Data shown -
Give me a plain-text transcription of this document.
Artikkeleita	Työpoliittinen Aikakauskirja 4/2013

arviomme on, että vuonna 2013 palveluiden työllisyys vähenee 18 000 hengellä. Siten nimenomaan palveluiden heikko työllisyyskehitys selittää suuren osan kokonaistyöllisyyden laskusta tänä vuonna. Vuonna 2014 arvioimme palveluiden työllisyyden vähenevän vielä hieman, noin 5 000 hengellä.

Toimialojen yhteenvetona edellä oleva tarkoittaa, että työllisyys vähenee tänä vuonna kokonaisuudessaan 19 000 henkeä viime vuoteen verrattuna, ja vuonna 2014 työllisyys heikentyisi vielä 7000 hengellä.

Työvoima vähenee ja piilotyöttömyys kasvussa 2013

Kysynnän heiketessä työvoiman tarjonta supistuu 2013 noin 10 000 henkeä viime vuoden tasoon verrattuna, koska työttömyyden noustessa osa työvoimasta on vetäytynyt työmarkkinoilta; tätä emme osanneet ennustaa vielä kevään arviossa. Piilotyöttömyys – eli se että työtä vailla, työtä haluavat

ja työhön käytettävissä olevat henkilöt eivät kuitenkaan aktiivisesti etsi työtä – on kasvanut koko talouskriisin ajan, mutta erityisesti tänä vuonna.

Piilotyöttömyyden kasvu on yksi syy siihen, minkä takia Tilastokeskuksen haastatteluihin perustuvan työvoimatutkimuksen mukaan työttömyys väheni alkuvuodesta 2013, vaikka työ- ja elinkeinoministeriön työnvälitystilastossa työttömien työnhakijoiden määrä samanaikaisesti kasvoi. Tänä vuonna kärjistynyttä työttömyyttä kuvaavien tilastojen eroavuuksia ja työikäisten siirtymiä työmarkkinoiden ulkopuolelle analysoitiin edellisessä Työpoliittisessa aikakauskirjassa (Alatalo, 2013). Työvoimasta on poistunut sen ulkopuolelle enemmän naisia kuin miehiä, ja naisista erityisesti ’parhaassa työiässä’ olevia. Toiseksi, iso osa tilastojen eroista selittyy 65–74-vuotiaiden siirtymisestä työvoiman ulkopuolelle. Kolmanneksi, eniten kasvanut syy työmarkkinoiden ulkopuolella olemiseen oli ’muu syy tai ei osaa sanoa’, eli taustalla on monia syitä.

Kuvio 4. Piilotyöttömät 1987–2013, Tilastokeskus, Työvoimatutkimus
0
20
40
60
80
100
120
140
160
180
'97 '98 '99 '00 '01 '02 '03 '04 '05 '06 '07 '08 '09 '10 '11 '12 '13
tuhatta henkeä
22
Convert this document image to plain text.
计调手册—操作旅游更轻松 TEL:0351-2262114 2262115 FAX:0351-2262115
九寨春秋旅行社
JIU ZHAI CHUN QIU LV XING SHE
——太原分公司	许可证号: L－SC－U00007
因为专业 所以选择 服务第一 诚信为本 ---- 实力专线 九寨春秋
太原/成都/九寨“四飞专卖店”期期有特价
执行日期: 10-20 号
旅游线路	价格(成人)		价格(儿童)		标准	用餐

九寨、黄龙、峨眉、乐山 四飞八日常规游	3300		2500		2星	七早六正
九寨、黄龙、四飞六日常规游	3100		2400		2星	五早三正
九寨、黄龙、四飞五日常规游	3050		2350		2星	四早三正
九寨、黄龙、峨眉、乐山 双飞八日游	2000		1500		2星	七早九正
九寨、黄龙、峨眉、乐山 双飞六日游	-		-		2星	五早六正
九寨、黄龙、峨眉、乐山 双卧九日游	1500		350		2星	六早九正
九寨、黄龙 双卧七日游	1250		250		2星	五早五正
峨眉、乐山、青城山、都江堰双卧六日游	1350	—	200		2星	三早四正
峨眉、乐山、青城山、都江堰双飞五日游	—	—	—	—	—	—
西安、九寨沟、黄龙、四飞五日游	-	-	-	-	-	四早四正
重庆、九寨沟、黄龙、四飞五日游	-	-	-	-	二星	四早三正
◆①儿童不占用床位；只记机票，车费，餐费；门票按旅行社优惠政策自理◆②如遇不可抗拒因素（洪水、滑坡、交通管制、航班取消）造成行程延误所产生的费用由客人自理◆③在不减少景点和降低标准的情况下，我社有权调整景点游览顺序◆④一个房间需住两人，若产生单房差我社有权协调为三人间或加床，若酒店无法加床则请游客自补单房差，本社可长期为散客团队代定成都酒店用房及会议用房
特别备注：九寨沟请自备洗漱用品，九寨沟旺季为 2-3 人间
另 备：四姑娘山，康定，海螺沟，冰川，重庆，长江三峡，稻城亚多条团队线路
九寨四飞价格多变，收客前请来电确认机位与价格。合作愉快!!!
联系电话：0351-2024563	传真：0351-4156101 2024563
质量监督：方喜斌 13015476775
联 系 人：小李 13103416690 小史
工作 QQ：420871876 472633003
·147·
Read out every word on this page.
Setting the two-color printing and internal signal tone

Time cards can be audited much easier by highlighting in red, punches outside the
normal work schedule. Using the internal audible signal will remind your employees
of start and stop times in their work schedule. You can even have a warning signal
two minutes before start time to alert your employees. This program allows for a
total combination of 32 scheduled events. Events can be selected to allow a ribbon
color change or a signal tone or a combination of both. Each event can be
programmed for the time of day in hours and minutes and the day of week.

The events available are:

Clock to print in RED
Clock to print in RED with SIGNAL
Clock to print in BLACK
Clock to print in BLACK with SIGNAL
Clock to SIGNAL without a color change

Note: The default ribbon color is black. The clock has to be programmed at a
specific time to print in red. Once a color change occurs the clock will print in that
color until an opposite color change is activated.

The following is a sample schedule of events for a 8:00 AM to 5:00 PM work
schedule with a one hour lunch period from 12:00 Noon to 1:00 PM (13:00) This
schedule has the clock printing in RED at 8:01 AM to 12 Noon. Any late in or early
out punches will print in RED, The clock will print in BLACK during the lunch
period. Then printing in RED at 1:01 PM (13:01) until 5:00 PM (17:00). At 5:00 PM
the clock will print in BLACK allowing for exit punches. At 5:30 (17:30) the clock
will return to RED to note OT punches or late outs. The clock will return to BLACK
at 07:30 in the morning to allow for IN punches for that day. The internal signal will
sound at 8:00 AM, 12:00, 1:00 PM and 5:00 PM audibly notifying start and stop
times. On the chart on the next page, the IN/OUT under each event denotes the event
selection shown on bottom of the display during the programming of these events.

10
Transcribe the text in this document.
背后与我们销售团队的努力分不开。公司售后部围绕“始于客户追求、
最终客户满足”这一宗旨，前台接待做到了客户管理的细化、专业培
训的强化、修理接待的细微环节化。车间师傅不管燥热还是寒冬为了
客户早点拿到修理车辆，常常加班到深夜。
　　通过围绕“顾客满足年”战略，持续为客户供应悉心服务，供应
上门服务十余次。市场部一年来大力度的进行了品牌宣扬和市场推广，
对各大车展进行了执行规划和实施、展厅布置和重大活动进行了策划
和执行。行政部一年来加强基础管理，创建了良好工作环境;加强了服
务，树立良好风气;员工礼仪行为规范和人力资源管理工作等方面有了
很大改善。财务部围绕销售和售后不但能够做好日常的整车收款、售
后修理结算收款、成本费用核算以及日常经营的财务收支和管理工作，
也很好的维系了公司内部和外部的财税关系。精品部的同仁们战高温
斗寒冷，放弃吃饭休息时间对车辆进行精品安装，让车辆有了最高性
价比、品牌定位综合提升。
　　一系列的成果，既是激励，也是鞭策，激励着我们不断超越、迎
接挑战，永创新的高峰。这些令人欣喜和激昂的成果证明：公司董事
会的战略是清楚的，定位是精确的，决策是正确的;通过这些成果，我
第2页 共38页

Your instructions - Give an exact repetition of all the material.

Written answer -
Give me a plain-text transcription of this document.
Artikkeleita	Työpoliittinen Aikakauskirja 4/2013

arviomme on, että vuonna 2013 palveluiden työllisyys vähenee 18 000 hengellä. Siten nimenomaan palveluiden heikko työllisyyskehitys selittää suuren osan kokonaistyöllisyyden laskusta tänä vuonna. Vuonna 2014 arvioimme palveluiden työllisyyden vähenevän vielä hieman, noin 5 000 hengellä.

Toimialojen yhteenvetona edellä oleva tarkoittaa, että työllisyys vähenee tänä vuonna kokonaisuudessaan 19 000 henkeä viime vuoteen verrattuna, ja vuonna 2014 työllisyys heikentyisi vielä 7000 hengellä.

Työvoima vähenee ja piilotyöttömyys kasvussa 2013

Kysynnän heiketessä työvoiman tarjonta supistuu 2013 noin 10 000 henkeä viime vuoden tasoon verrattuna, koska työttömyyden noustessa osa työvoimasta on vetäytynyt työmarkkinoilta; tätä emme osanneet ennustaa vielä kevään arviossa. Piilotyöttömyys – eli se että työtä vailla, työtä haluavat

ja työhön käytettävissä olevat henkilöt eivät kuitenkaan aktiivisesti etsi työtä – on kasvanut koko talouskriisin ajan, mutta erityisesti tänä vuonna.

Piilotyöttömyyden kasvu on yksi syy siihen, minkä takia Tilastokeskuksen haastatteluihin perustuvan työvoimatutkimuksen mukaan työttömyys väheni alkuvuodesta 2013, vaikka työ- ja elinkeinoministeriön työnvälitystilastossa työttömien työnhakijoiden määrä samanaikaisesti kasvoi. Tänä vuonna kärjistynyttä työttömyyttä kuvaavien tilastojen eroavuuksia ja työikäisten siirtymiä työmarkkinoiden ulkopuolelle analysoitiin edellisessä Työpoliittisessa aikakauskirjassa (Alatalo, 2013). Työvoimasta on poistunut sen ulkopuolelle enemmän naisia kuin miehiä, ja naisista erityisesti ’parhaassa työiässä’ olevia. Toiseksi, iso osa tilastojen eroista selittyy 65–74-vuotiaiden siirtymisestä työvoiman ulkopuolelle. Kolmanneksi, eniten kasvanut syy työmarkkinoiden ulkopuolella olemiseen oli ’muu syy tai ei osaa sanoa’, eli taustalla on monia syitä.

Kuvio 4. Piilotyöttömät 1987–2013, Tilastokeskus, Työvoimatutkimus
0
20
40
60
80
100
120
140
160
180
'97 '98 '99 '00 '01 '02 '03 '04 '05 '06 '07 '08 '09 '10 '11 '12 '13
tuhatta henkeä
22
Convert this document image to plain text.
计调手册—操作旅游更轻松 TEL:0351-2262114 2262115 FAX:0351-2262115
九寨春秋旅行社
JIU ZHAI CHUN QIU LV XING SHE
——太原分公司	许可证号: L－SC－U00007
因为专业 所以选择 服务第一 诚信为本 ---- 实力专线 九寨春秋
太原/成都/九寨“四飞专卖店”期期有特价
执行日期: 10-20 号
旅游线路	价格(成人)		价格(儿童)		标准	用餐

九寨、黄龙、峨眉、乐山 四飞八日常规游	3300		2500		2星	七早六正
九寨、黄龙、四飞六日常规游	3100		2400		2星	五早三正
九寨、黄龙、四飞五日常规游	3050		2350		2星	四早三正
九寨、黄龙、峨眉、乐山 双飞八日游	2000		1500		2星	七早九正
九寨、黄龙、峨眉、乐山 双飞六日游	-		-		2星	五早六正
九寨、黄龙、峨眉、乐山 双卧九日游	1500		350		2星	六早九正
九寨、黄龙 双卧七日游	1250		250		2星	五早五正
峨眉、乐山、青城山、都江堰双卧六日游	1350	—	200		2星	三早四正
峨眉、乐山、青城山、都江堰双飞五日游	—	—	—	—	—	—
西安、九寨沟、黄龙、四飞五日游	-	-	-	-	-	四早四正
重庆、九寨沟、黄龙、四飞五日游	-	-	-	-	二星	四早三正
◆①儿童不占用床位；只记机票，车费，餐费；门票按旅行社优惠政策自理◆②如遇不可抗拒因素（洪水、滑坡、交通管制、航班取消）造成行程延误所产生的费用由客人自理◆③在不减少景点和降低标准的情况下，我社有权调整景点游览顺序◆④一个房间需住两人，若产生单房差我社有权协调为三人间或加床，若酒店无法加床则请游客自补单房差，本社可长期为散客团队代定成都酒店用房及会议用房
特别备注：九寨沟请自备洗漱用品，九寨沟旺季为 2-3 人间
另 备：四姑娘山，康定，海螺沟，冰川，重庆，长江三峡，稻城亚多条团队线路
九寨四飞价格多变，收客前请来电确认机位与价格。合作愉快!!!
联系电话：0351-2024563	传真：0351-4156101 2024563
质量监督：方喜斌 13015476775
联 系 人：小李 13103416690 小史
工作 QQ：420871876 472633003
·147·
Read out every word on this page.
Setting the two-color printing and internal signal tone

Time cards can be audited much easier by highlighting in red, punches outside the
normal work schedule. Using the internal audible signal will remind your employees
of start and stop times in their work schedule. You can even have a warning signal
two minutes before start time to alert your employees. This program allows for a
total combination of 32 scheduled events. Events can be selected to allow a ribbon
color change or a signal tone or a combination of both. Each event can be
programmed for the time of day in hours and minutes and the day of week.

The events available are:

Clock to print in RED
Clock to print in RED with SIGNAL
Clock to print in BLACK
Clock to print in BLACK with SIGNAL
Clock to SIGNAL without a color change

Note: The default ribbon color is black. The clock has to be programmed at a
specific time to print in red. Once a color change occurs the clock will print in that
color until an opposite color change is activated.

The following is a sample schedule of events for a 8:00 AM to 5:00 PM work
schedule with a one hour lunch period from 12:00 Noon to 1:00 PM (13:00) This
schedule has the clock printing in RED at 8:01 AM to 12 Noon. Any late in or early
out punches will print in RED, The clock will print in BLACK during the lunch
period. Then printing in RED at 1:01 PM (13:01) until 5:00 PM (17:00). At 5:00 PM
the clock will print in BLACK allowing for exit punches. At 5:30 (17:30) the clock
will return to RED to note OT punches or late outs. The clock will return to BLACK
at 07:30 in the morning to allow for IN punches for that day. The internal signal will
sound at 8:00 AM, 12:00, 1:00 PM and 5:00 PM audibly notifying start and stop
times. On the chart on the next page, the IN/OUT under each event denotes the event
selection shown on bottom of the display during the programming of these events.

10
Transcribe the text in this document.
背后与我们销售团队的努力分不开。公司售后部围绕“始于客户追求、
最终客户满足”这一宗旨，前台接待做到了客户管理的细化、专业培
训的强化、修理接待的细微环节化。车间师傅不管燥热还是寒冬为了
客户早点拿到修理车辆，常常加班到深夜。
　　通过围绕“顾客满足年”战略，持续为客户供应悉心服务，供应
上门服务十余次。市场部一年来大力度的进行了品牌宣扬和市场推广，
对各大车展进行了执行规划和实施、展厅布置和重大活动进行了策划
和执行。行政部一年来加强基础管理，创建了良好工作环境;加强了服
务，树立良好风气;员工礼仪行为规范和人力资源管理工作等方面有了
很大改善。财务部围绕销售和售后不但能够做好日常的整车收款、售
后修理结算收款、成本费用核算以及日常经营的财务收支和管理工作，
也很好的维系了公司内部和外部的财税关系。精品部的同仁们战高温
斗寒冷，放弃吃饭休息时间对车辆进行精品安装，让车辆有了最高性
价比、品牌定位综合提升。
　　一系列的成果，既是激励，也是鞭策，激励着我们不断超越、迎
接挑战，永创新的高峰。这些令人欣喜和激昂的成果证明：公司董事
会的战略是清楚的，定位是精确的，决策是正确的;通过这些成果，我
第2页 共38页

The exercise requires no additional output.